Aim of the task >>
Copy out the entries in full and with complete accuracy; pictures are excluded.
━━━━━━━━
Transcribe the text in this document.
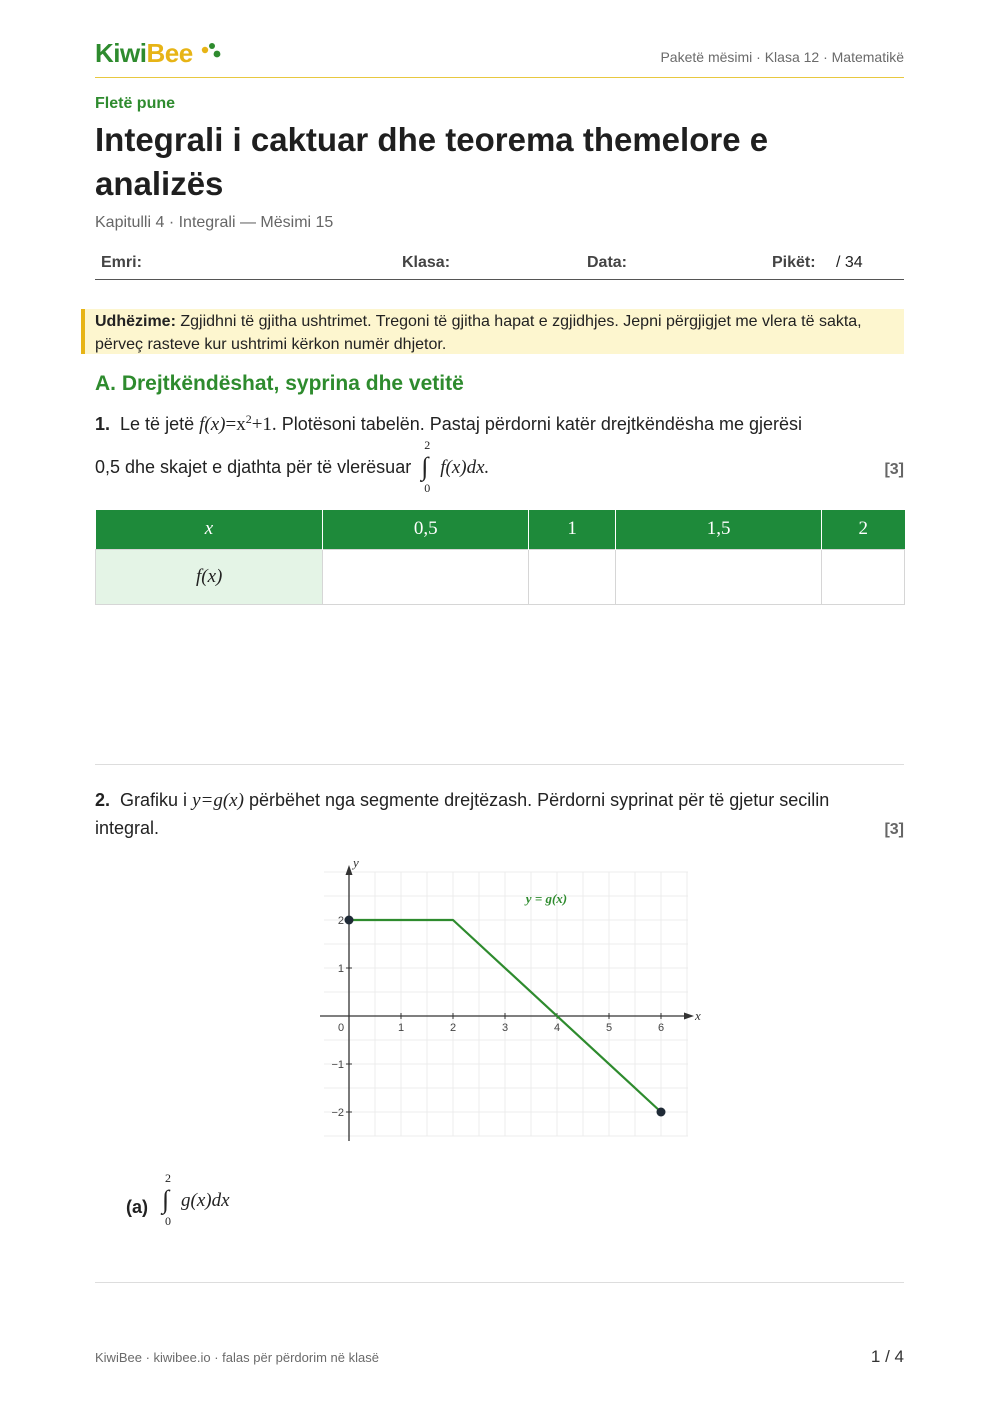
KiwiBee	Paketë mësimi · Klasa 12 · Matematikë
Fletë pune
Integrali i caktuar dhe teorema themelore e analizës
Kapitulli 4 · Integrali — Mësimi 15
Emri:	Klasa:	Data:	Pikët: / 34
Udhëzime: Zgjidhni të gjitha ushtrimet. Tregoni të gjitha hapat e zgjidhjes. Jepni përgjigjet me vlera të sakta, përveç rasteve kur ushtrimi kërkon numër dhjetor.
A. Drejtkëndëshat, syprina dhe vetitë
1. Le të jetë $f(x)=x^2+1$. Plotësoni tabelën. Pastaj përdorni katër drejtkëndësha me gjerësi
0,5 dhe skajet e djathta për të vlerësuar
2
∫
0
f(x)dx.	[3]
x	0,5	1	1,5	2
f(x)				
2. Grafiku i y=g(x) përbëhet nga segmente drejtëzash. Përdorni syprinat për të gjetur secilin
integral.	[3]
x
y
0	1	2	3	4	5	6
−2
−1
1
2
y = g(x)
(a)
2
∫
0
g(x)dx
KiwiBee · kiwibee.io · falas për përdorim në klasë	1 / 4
━━━━━━━━
Correct answer >>
Transcribe the text in this document.
KiwiBee	Paketë mësimi · Klasa 12 · Matematikë
Fletë pune
Integrali i caktuar dhe teorema themelore e analizës
Kapitulli 4 · Integrali — Mësimi 15
Emri:	Klasa:	Data:	Pikët: / 34
Udhëzime: Zgjidhni të gjitha ushtrimet. Tregoni të gjitha hapat e zgjidhjes. Jepni përgjigjet me vlera të sakta, përveç rasteve kur ushtrimi kërkon numër dhjetor.
A. Drejtkëndëshat, syprina dhe vetitë
1. Le të jetë $f(x)=x^2+1$. Plotësoni tabelën. Pastaj përdorni katër drejtkëndësha me gjerësi
0,5 dhe skajet e djathta për të vlerësuar
2
∫
0
f(x)dx.	[3]
x	0,5	1	1,5	2
f(x)				
2. Grafiku i y=g(x) përbëhet nga segmente drejtëzash. Përdorni syprinat për të gjetur secilin
integral.	[3]
x
y
0	1	2	3	4	5	6
−2
−1
1
2
y = g(x)
(a)
2
∫
0
g(x)dx
KiwiBee · kiwibee.io · falas për përdorim në klasë	1 / 4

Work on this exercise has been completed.